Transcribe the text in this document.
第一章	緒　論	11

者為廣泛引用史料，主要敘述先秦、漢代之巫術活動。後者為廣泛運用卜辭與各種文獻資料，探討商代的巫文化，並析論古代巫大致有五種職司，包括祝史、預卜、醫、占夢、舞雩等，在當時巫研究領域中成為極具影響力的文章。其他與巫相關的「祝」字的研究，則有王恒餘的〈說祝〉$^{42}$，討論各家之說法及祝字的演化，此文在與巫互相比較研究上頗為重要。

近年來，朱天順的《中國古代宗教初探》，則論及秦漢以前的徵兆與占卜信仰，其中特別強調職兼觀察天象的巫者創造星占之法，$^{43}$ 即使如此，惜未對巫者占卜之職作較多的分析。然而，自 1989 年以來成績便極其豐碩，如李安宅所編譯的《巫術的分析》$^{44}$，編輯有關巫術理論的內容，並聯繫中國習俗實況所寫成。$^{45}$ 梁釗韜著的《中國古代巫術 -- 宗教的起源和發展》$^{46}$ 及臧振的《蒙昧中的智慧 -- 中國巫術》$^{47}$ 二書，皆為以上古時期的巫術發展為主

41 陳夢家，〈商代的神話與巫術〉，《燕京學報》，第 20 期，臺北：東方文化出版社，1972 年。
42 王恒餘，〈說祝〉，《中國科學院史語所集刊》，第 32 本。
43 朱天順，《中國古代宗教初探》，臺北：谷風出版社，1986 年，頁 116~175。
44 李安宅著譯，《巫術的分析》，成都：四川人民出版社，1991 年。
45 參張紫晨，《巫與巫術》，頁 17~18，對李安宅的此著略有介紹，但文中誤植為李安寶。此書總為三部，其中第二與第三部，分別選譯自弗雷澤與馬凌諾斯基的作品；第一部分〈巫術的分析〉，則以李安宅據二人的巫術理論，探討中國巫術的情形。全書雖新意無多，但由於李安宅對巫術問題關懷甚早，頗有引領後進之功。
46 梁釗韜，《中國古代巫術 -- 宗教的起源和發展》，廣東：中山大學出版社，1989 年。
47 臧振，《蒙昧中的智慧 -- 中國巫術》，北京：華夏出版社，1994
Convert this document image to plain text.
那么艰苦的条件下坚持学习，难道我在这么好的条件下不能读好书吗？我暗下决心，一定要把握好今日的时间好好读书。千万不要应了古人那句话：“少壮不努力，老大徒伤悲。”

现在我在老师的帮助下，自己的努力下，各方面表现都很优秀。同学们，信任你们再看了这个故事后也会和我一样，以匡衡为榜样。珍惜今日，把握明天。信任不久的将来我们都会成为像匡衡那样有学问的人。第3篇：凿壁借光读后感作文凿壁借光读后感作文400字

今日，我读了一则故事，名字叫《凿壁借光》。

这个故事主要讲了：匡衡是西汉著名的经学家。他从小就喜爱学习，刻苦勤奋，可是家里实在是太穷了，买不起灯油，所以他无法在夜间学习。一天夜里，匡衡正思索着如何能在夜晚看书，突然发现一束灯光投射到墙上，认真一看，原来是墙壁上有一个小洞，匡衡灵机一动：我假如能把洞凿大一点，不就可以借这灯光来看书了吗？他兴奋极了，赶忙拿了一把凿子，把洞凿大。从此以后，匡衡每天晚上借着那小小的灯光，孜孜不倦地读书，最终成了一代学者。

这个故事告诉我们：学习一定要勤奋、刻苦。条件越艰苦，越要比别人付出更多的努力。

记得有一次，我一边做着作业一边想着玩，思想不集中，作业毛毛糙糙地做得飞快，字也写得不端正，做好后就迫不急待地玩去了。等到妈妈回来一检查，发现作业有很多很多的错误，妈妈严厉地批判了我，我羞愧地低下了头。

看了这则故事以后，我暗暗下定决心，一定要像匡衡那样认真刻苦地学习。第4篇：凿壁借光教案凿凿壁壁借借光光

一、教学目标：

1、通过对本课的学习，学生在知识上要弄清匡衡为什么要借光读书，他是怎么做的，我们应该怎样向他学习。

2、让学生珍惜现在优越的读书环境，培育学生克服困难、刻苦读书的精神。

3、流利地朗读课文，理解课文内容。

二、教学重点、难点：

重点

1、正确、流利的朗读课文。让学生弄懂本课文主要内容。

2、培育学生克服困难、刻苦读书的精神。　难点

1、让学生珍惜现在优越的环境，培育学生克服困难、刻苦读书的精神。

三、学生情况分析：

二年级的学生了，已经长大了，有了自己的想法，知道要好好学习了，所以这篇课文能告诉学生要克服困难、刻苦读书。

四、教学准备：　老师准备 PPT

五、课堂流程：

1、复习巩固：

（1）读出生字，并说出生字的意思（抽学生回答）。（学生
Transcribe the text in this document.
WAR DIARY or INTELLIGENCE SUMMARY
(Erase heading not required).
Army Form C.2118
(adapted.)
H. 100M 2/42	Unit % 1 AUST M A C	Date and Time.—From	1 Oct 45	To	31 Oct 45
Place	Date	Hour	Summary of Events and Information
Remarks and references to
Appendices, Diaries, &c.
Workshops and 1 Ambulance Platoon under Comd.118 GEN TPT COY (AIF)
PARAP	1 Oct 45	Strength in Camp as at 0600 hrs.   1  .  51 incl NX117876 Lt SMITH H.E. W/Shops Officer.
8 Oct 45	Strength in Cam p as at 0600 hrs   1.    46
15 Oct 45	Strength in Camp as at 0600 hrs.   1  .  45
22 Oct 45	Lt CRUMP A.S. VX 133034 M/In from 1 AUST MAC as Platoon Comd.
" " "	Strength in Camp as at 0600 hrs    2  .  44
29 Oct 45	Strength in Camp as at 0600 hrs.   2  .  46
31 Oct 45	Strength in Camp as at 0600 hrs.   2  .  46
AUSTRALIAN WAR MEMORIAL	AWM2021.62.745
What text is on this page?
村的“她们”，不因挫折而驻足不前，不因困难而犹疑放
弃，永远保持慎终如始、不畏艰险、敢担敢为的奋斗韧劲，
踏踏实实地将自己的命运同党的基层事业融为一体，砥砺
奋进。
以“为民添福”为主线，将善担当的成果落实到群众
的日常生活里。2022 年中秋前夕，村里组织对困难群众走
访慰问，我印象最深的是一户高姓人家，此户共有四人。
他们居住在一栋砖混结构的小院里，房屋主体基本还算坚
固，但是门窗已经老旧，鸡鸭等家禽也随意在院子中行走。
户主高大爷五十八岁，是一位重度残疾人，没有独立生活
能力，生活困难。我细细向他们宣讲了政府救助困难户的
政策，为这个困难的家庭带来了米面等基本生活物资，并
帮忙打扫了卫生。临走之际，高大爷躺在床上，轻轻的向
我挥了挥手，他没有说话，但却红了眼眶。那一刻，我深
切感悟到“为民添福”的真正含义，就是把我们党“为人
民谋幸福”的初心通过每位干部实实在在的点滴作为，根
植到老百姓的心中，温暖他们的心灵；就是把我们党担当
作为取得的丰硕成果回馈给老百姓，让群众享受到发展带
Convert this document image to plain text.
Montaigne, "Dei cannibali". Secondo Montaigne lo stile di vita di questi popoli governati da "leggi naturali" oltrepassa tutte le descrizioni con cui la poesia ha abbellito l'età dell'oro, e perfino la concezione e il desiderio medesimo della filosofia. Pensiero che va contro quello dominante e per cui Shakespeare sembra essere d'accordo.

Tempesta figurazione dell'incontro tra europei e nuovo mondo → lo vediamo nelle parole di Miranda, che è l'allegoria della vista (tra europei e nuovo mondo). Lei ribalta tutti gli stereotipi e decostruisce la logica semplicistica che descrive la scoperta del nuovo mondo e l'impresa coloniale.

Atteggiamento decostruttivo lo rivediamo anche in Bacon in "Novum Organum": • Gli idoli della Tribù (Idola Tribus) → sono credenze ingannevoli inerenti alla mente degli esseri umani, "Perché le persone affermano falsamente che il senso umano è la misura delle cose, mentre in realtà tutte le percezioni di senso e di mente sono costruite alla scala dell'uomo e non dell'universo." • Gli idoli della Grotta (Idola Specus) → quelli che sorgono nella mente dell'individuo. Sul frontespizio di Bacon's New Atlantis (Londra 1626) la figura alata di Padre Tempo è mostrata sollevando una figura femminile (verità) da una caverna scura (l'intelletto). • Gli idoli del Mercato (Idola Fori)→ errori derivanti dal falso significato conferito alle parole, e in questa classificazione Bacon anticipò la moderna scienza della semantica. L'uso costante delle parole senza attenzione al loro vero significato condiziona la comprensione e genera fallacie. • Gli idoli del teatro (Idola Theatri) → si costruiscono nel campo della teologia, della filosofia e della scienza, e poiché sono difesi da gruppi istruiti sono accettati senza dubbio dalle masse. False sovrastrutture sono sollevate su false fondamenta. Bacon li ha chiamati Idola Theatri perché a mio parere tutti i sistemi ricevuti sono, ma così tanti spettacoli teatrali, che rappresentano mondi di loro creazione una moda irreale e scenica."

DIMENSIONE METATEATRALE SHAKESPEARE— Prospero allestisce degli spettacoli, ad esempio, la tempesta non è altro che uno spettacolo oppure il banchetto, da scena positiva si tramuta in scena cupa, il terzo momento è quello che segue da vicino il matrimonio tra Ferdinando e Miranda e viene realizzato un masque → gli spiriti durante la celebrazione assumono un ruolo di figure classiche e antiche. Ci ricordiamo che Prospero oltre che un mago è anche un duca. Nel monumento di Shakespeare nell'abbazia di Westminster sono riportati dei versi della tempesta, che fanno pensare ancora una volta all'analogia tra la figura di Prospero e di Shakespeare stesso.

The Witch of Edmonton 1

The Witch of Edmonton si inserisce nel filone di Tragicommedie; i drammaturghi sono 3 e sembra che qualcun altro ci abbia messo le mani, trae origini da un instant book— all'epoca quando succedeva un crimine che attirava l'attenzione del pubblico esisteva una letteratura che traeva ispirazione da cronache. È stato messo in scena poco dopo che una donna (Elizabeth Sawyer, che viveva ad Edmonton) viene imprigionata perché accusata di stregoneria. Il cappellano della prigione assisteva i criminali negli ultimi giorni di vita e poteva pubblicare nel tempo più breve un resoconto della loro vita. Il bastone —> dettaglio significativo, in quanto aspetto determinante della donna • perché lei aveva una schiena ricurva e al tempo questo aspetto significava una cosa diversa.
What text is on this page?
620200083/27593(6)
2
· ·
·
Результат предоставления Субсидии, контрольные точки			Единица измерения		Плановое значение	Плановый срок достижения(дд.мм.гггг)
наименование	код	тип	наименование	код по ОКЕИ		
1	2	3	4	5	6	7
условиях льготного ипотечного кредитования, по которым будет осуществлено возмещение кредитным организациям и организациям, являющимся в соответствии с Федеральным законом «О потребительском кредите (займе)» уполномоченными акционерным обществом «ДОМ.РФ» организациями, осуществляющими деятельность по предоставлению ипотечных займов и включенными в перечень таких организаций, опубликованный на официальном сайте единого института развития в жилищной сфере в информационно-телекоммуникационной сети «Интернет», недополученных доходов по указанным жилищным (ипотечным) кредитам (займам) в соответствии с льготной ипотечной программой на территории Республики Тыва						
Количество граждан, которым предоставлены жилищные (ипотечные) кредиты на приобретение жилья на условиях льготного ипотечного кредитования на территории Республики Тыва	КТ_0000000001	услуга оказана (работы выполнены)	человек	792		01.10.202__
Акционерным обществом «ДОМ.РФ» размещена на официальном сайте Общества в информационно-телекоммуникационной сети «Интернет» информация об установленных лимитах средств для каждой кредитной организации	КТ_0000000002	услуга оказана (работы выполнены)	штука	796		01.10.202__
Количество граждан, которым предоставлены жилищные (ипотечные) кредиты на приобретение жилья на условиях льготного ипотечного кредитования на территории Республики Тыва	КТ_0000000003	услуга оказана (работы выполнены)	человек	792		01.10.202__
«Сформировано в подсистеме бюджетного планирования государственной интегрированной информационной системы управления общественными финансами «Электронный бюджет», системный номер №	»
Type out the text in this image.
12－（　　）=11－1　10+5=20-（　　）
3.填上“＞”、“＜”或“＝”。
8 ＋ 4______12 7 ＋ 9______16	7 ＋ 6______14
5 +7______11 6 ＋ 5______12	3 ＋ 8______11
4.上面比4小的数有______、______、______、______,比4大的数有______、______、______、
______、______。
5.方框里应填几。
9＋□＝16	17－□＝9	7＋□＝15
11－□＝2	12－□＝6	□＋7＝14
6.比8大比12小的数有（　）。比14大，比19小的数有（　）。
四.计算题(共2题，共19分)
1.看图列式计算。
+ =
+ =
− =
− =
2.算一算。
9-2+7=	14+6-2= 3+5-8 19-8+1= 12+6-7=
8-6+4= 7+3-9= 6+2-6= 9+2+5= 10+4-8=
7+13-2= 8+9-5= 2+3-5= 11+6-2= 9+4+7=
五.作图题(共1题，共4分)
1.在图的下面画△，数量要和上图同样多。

(DESCRIPTION OF THE TASK) Nothing but the lines from the one with "Type out the text in this image." through the last line should be repeated, each exactly as it stands.

(CORRECT OUTPUT)
Type out the text in this image.
12－（　　）=11－1　10+5=20-（　　）
3.填上“＞”、“＜”或“＝”。
8 ＋ 4______12 7 ＋ 9______16	7 ＋ 6______14
5 +7______11 6 ＋ 5______12	3 ＋ 8______11
4.上面比4小的数有______、______、______、______,比4大的数有______、______、______、
______、______。
5.方框里应填几。
9＋□＝16	17－□＝9	7＋□＝15
11－□＝2	12－□＝6	□＋7＝14
6.比8大比12小的数有（　）。比14大，比19小的数有（　）。
四.计算题(共2题，共19分)
1.看图列式计算。
+ =
+ =
− =
− =
2.算一算。
9-2+7=	14+6-2= 3+5-8 19-8+1= 12+6-7=
8-6+4= 7+3-9= 6+2-6= 9+2+5= 10+4-8=
7+13-2= 8+9-5= 2+3-5= 11+6-2= 9+4+7=
五.作图题(共1题，共4分)
1.在图的下面画△，数量要和上图同样多。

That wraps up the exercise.